• Directions: With the pictures omitted, write out the entries that follow exactly as they stand.

• Records shown:
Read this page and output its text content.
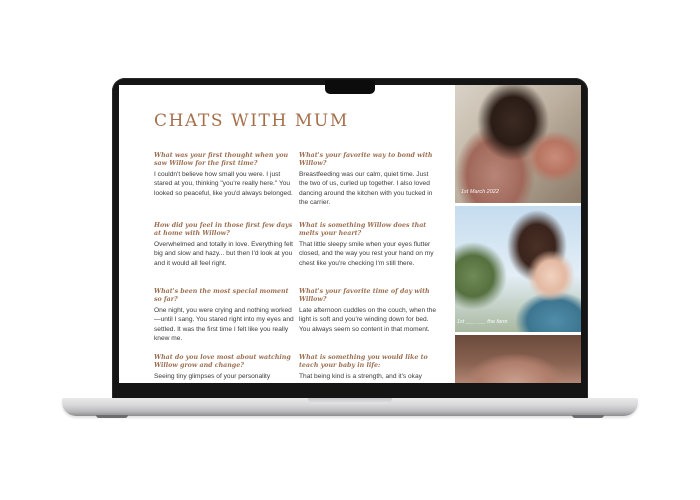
CHATS WITH MUM

What was your first thought when you saw Willow for the first time?

I couldn't believe how small you were. I just stared at you, thinking "you're really here." You looked so peaceful, like you'd always belonged.

How did you feel in those first few days at home with Willow?

Overwhelmed and totally in love. Everything felt big and slow and hazy... but then I'd look at you and it would all feel right.

What's been the most special moment so far?

One night, you were crying and nothing worked—until I sang. You stared right into my eyes and settled. It was the first time I felt like you really knew me.

What do you love most about watching Willow grow and change?

Seeing tiny glimpses of your personality

What's your favorite way to bond with Willow?

Breastfeeding was our calm, quiet time. Just the two of us, curled up together. I also loved dancing around the kitchen with you tucked in the carrier.

What is something Willow does that melts your heart?

That little sleepy smile when your eyes flutter closed, and the way you rest your hand on my chest like you're checking I'm still there.

What's your favorite time of day with Willow?

Late afternoon cuddles on the couch, when the light is soft and you're winding down for bed. You always seem so content in that moment.

What is something you would like to teach your baby in life:

That being kind is a strength, and it's okay

1st March 2022
1st ___ ___ the farm
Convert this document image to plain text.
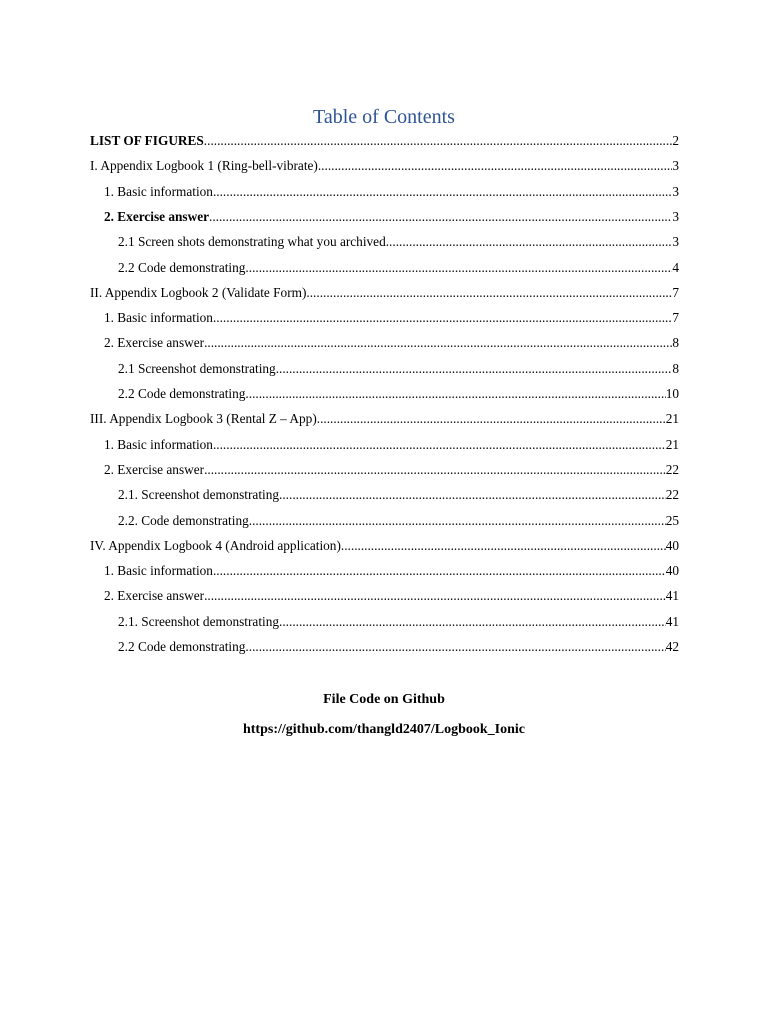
Table of Contents
LIST OF FIGURES .....	2
I. Appendix Logbook 1 (Ring-bell-vibrate) .....	3
1. Basic information .....	3
2. Exercise answer .....	3
2.1 Screen shots demonstrating what you archived .....	3
2.2 Code demonstrating .....	4
II. Appendix Logbook 2 (Validate Form) .....	7
1. Basic information .....	7
2. Exercise answer .....	8
2.1 Screenshot demonstrating .....	8
2.2 Code demonstrating .....	10
III. Appendix Logbook 3 (Rental Z – App) .....	21
1. Basic information .....	21
2. Exercise answer .....	22
2.1. Screenshot demonstrating .....	22
2.2. Code demonstrating .....	25
IV. Appendix Logbook 4 (Android application) .....	40
1. Basic information .....	40
2. Exercise answer .....	41
2.1. Screenshot demonstrating .....	41
2.2 Code demonstrating .....	42
File Code on Github
https://github.com/thangld2407/Logbook_Ionic
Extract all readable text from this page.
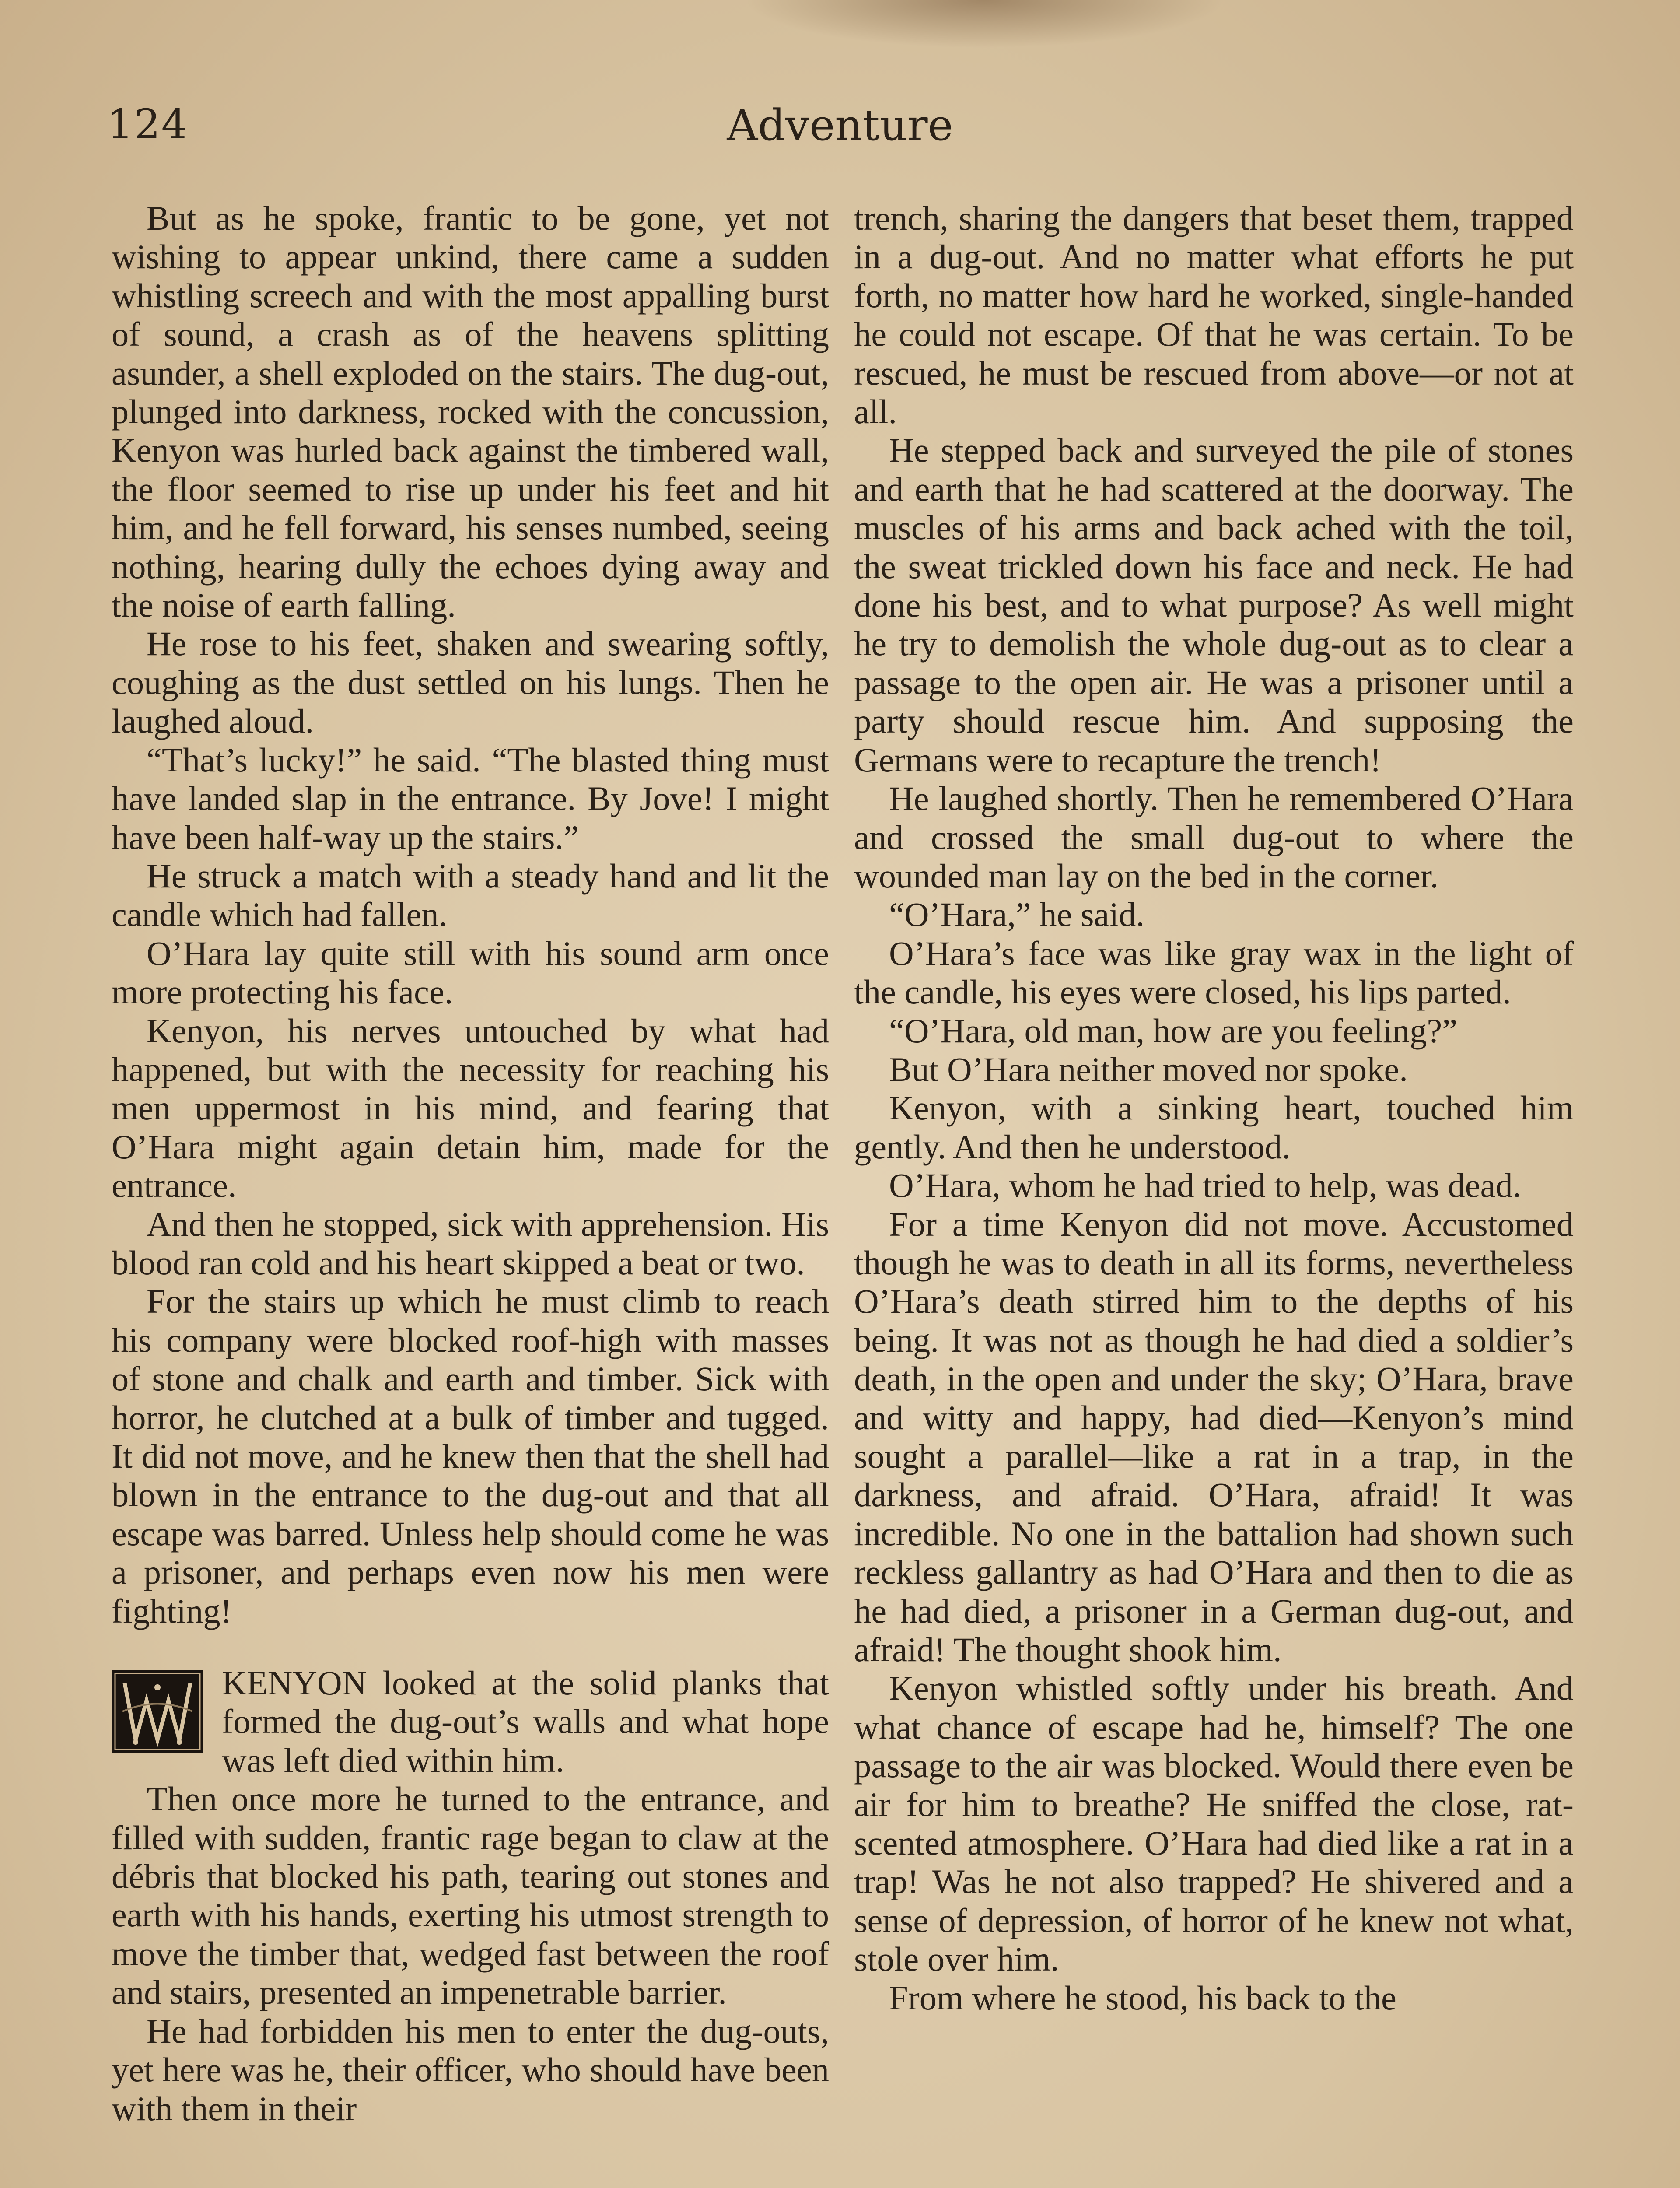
124	Adventure

But as he spoke, frantic to be gone, yet not wishing to appear unkind, there came a sudden whistling screech and with the most appalling burst of sound, a crash as of the heavens splitting asunder, a shell exploded on the stairs. The dug-out, plunged into darkness, rocked with the concussion, Kenyon was hurled back against the timbered wall, the floor seemed to rise up under his feet and hit him, and he fell forward, his senses numbed, seeing nothing, hearing dully the echoes dying away and the noise of earth falling.

He rose to his feet, shaken and swearing softly, coughing as the dust settled on his lungs. Then he laughed aloud.

“That’s lucky!” he said. “The blasted thing must have landed slap in the entrance. By Jove! I might have been half-way up the stairs.”

He struck a match with a steady hand and lit the candle which had fallen.

O’Hara lay quite still with his sound arm once more protecting his face.

Kenyon, his nerves untouched by what had happened, but with the necessity for reaching his men uppermost in his mind, and fearing that O’Hara might again detain him, made for the entrance.

And then he stopped, sick with apprehension. His blood ran cold and his heart skipped a beat or two.

For the stairs up which he must climb to reach his company were blocked roof-high with masses of stone and chalk and earth and timber. Sick with horror, he clutched at a bulk of timber and tugged. It did not move, and he knew then that the shell had blown in the entrance to the dug-out and that all escape was barred. Unless help should come he was a prisoner, and perhaps even now his men were fighting!

KENYON looked at the solid planks that formed the dug-out’s walls and what hope was left died within him.

Then once more he turned to the entrance, and filled with sudden, frantic rage began to claw at the débris that blocked his path, tearing out stones and earth with his hands, exerting his utmost strength to move the timber that, wedged fast between the roof and stairs, presented an impenetrable barrier.

He had forbidden his men to enter the dug-outs, yet here was he, their officer, who should have been with them in their

trench, sharing the dangers that beset them, trapped in a dug-out. And no matter what efforts he put forth, no matter how hard he worked, single-handed he could not escape. Of that he was certain. To be rescued, he must be rescued from above—or not at all.

He stepped back and surveyed the pile of stones and earth that he had scattered at the doorway. The muscles of his arms and back ached with the toil, the sweat trickled down his face and neck. He had done his best, and to what purpose? As well might he try to demolish the whole dug-out as to clear a passage to the open air. He was a prisoner until a party should rescue him. And supposing the Germans were to recapture the trench!

He laughed shortly. Then he remembered O’Hara and crossed the small dug-out to where the wounded man lay on the bed in the corner.

“O’Hara,” he said.

O’Hara’s face was like gray wax in the light of the candle, his eyes were closed, his lips parted.

“O’Hara, old man, how are you feeling?”

But O’Hara neither moved nor spoke.

Kenyon, with a sinking heart, touched him gently. And then he understood.

O’Hara, whom he had tried to help, was dead.

For a time Kenyon did not move. Accustomed though he was to death in all its forms, nevertheless O’Hara’s death stirred him to the depths of his being. It was not as though he had died a soldier’s death, in the open and under the sky; O’Hara, brave and witty and happy, had died—Kenyon’s mind sought a parallel—like a rat in a trap, in the darkness, and afraid. O’Hara, afraid! It was incredible. No one in the battalion had shown such reckless gallantry as had O’Hara and then to die as he had died, a prisoner in a German dug-out, and afraid! The thought shook him.

Kenyon whistled softly under his breath. And what chance of escape had he, himself? The one passage to the air was blocked. Would there even be air for him to breathe? He sniffed the close, rat-scented atmosphere. O’Hara had died like a rat in a trap! Was he not also trapped? He shivered and a sense of depression, of horror of he knew not what, stole over him.

From where he stood, his back to the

• Task solution:
Read this page and output its text content.
CHATS WITH MUM

What was your first thought when you saw Willow for the first time?

I couldn't believe how small you were. I just stared at you, thinking "you're really here." You looked so peaceful, like you'd always belonged.

How did you feel in those first few days at home with Willow?

Overwhelmed and totally in love. Everything felt big and slow and hazy... but then I'd look at you and it would all feel right.

What's been the most special moment so far?

One night, you were crying and nothing worked—until I sang. You stared right into my eyes and settled. It was the first time I felt like you really knew me.

What do you love most about watching Willow grow and change?

Seeing tiny glimpses of your personality

What's your favorite way to bond with Willow?

Breastfeeding was our calm, quiet time. Just the two of us, curled up together. I also loved dancing around the kitchen with you tucked in the carrier.

What is something Willow does that melts your heart?

That little sleepy smile when your eyes flutter closed, and the way you rest your hand on my chest like you're checking I'm still there.

What's your favorite time of day with Willow?

Late afternoon cuddles on the couch, when the light is soft and you're winding down for bed. You always seem so content in that moment.

What is something you would like to teach your baby in life:

That being kind is a strength, and it's okay

1st March 2022
1st ___ ___ the farm
Convert this document image to plain text.
Table of Contents
LIST OF FIGURES .....	2
I. Appendix Logbook 1 (Ring-bell-vibrate) .....	3
1. Basic information .....	3
2. Exercise answer .....	3
2.1 Screen shots demonstrating what you archived .....	3
2.2 Code demonstrating .....	4
II. Appendix Logbook 2 (Validate Form) .....	7
1. Basic information .....	7
2. Exercise answer .....	8
2.1 Screenshot demonstrating .....	8
2.2 Code demonstrating .....	10
III. Appendix Logbook 3 (Rental Z – App) .....	21
1. Basic information .....	21
2. Exercise answer .....	22
2.1. Screenshot demonstrating .....	22
2.2. Code demonstrating .....	25
IV. Appendix Logbook 4 (Android application) .....	40
1. Basic information .....	40
2. Exercise answer .....	41
2.1. Screenshot demonstrating .....	41
2.2 Code demonstrating .....	42
File Code on Github
https://github.com/thangld2407/Logbook_Ionic
Extract all readable text from this page.
124	Adventure

But as he spoke, frantic to be gone, yet not wishing to appear unkind, there came a sudden whistling screech and with the most appalling burst of sound, a crash as of the heavens splitting asunder, a shell exploded on the stairs. The dug-out, plunged into darkness, rocked with the concussion, Kenyon was hurled back against the timbered wall, the floor seemed to rise up under his feet and hit him, and he fell forward, his senses numbed, seeing nothing, hearing dully the echoes dying away and the noise of earth falling.

He rose to his feet, shaken and swearing softly, coughing as the dust settled on his lungs. Then he laughed aloud.

“That’s lucky!” he said. “The blasted thing must have landed slap in the entrance. By Jove! I might have been half-way up the stairs.”

He struck a match with a steady hand and lit the candle which had fallen.

O’Hara lay quite still with his sound arm once more protecting his face.

Kenyon, his nerves untouched by what had happened, but with the necessity for reaching his men uppermost in his mind, and fearing that O’Hara might again detain him, made for the entrance.

And then he stopped, sick with apprehension. His blood ran cold and his heart skipped a beat or two.

For the stairs up which he must climb to reach his company were blocked roof-high with masses of stone and chalk and earth and timber. Sick with horror, he clutched at a bulk of timber and tugged. It did not move, and he knew then that the shell had blown in the entrance to the dug-out and that all escape was barred. Unless help should come he was a prisoner, and perhaps even now his men were fighting!

KENYON looked at the solid planks that formed the dug-out’s walls and what hope was left died within him.

Then once more he turned to the entrance, and filled with sudden, frantic rage began to claw at the débris that blocked his path, tearing out stones and earth with his hands, exerting his utmost strength to move the timber that, wedged fast between the roof and stairs, presented an impenetrable barrier.

He had forbidden his men to enter the dug-outs, yet here was he, their officer, who should have been with them in their

trench, sharing the dangers that beset them, trapped in a dug-out. And no matter what efforts he put forth, no matter how hard he worked, single-handed he could not escape. Of that he was certain. To be rescued, he must be rescued from above—or not at all.

He stepped back and surveyed the pile of stones and earth that he had scattered at the doorway. The muscles of his arms and back ached with the toil, the sweat trickled down his face and neck. He had done his best, and to what purpose? As well might he try to demolish the whole dug-out as to clear a passage to the open air. He was a prisoner until a party should rescue him. And supposing the Germans were to recapture the trench!

He laughed shortly. Then he remembered O’Hara and crossed the small dug-out to where the wounded man lay on the bed in the corner.

“O’Hara,” he said.

O’Hara’s face was like gray wax in the light of the candle, his eyes were closed, his lips parted.

“O’Hara, old man, how are you feeling?”

But O’Hara neither moved nor spoke.

Kenyon, with a sinking heart, touched him gently. And then he understood.

O’Hara, whom he had tried to help, was dead.

For a time Kenyon did not move. Accustomed though he was to death in all its forms, nevertheless O’Hara’s death stirred him to the depths of his being. It was not as though he had died a soldier’s death, in the open and under the sky; O’Hara, brave and witty and happy, had died—Kenyon’s mind sought a parallel—like a rat in a trap, in the darkness, and afraid. O’Hara, afraid! It was incredible. No one in the battalion had shown such reckless gallantry as had O’Hara and then to die as he had died, a prisoner in a German dug-out, and afraid! The thought shook him.

Kenyon whistled softly under his breath. And what chance of escape had he, himself? The one passage to the air was blocked. Would there even be air for him to breathe? He sniffed the close, rat-scented atmosphere. O’Hara had died like a rat in a trap! Was he not also trapped? He shivered and a sense of depression, of horror of he knew not what, stole over him.

From where he stood, his back to the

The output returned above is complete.